Entre os dias 9 e 10 de maio do corrente ano foi realizado de forma remota o II Workshop Maritimidade no Sul Global, antecipando, em certo sentido, o debate que hoje domina a mídia e as redes sociais sobre a Proposta de Emenda Constitucional nº 3/2022, mais conhecida como a PEC de privatização das praias no Brasil, que sugere a revogação do inciso VII do caput do art. 20 da Constituição Federal (os terrenos de marinha e seus acrescidos). Realizado por grupos de pesquisa do Programa de Pós-graduação em Geografia (PPGEO) da Universidade Federal de Sergipe (UFS) e pelo Núcleo Aracaju do INCT Observatório das Metrópoles, o evento teve como foco a discussão sobre a relação que temos com essa zona de transição entre o oceano e o continente, cujo protagonismo territorial é, sem sombra de dúvidas, o ambiente de praia, a orla marítima e os terrenos de marinha e seus acrescidos.

A maritimidade está hoje na ordem do dia. Se não formos muito exigente, ela pode ser entendida como um feeling geográfico da personalidade regional, ou seja, a forma como lidamos com essa zona de contato entre o oceano e o continente, aí inserido o litoral suas praias e os terrenos de marinha, ambientes naturalmente frágeis, escassos em termos de espaço territorial, de uma valorização social e de um valor econômico enormes. Embora nem sempre coincidam territorialmente, as praias e os terrenos de marinha fazem parte do espaço costeiro, aqui no Nordeste representado pelo domínio da planície litorânea.
· · · ·
* **Objetivos**:
**A)** No texto sobre maritimidade, quem realizou o II Workshop Maritimidade no Sul Global?
**B)** Prossiga o texto sobre maritimidade a partir da última frase apresentada.

* **Material fornecido**:
· · · ·
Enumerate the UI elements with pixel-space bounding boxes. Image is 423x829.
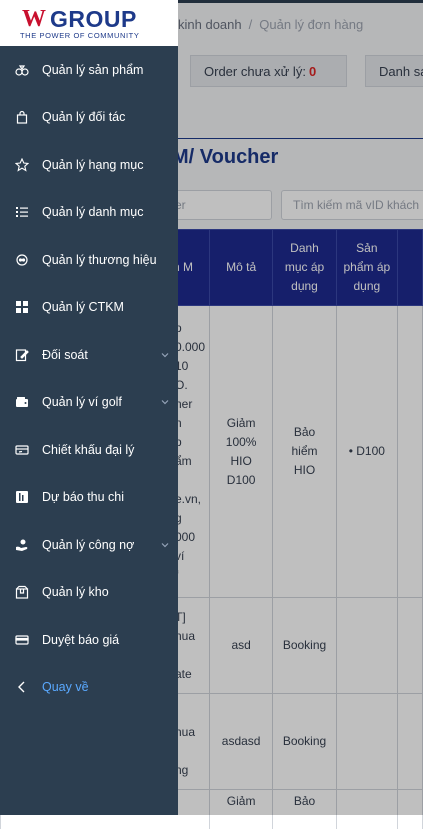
· · · ·
* **Respostas esperadas**:
**A)** Grupos de pesquisa do Programa de Pós-graduação em Geografia (PPGEO) da Universidade Federal de Sergipe (UFS) e o Núcleo Aracaju do INCT Observatório das Metrópoles.

**B)**
Na atualidade, são multidimensionais as formas de uso e ocupação do litoral: moradia, veraneio, turismo, lazer, banho, esporte e um infinidade de ações cotidianas. Para completar esse quadro e fazer a alegria do mercado imobiliário, parece que muita gente quer viver na praia ou próximo a ela. Mas nem sempre foi assim, a repulsa e até o medo da praia e do mar e a valorização dos rios são heranças do período colonial que marcaram nossa História e até hoje distinguem as paisagens estuarinas, de baías, enseadas e outras balizas geográficas nos territórios costeiros.

A invenção da praia é algo recente do ponto de vista histórico e isso deve ser levado em consideração. No Brasil, é um produto do século XX e o exemplo mais emblemático é a construção do bairro de Copacabana, no Rio de Janeiro, símbolo e modelo de ocupação territorial que se expandiu para várias capitais nordestinas e consagrou uma forma de habitar, vivenciar, valorar e valorizar a praia. Em outras palavras, consagraram formas de maritimidade.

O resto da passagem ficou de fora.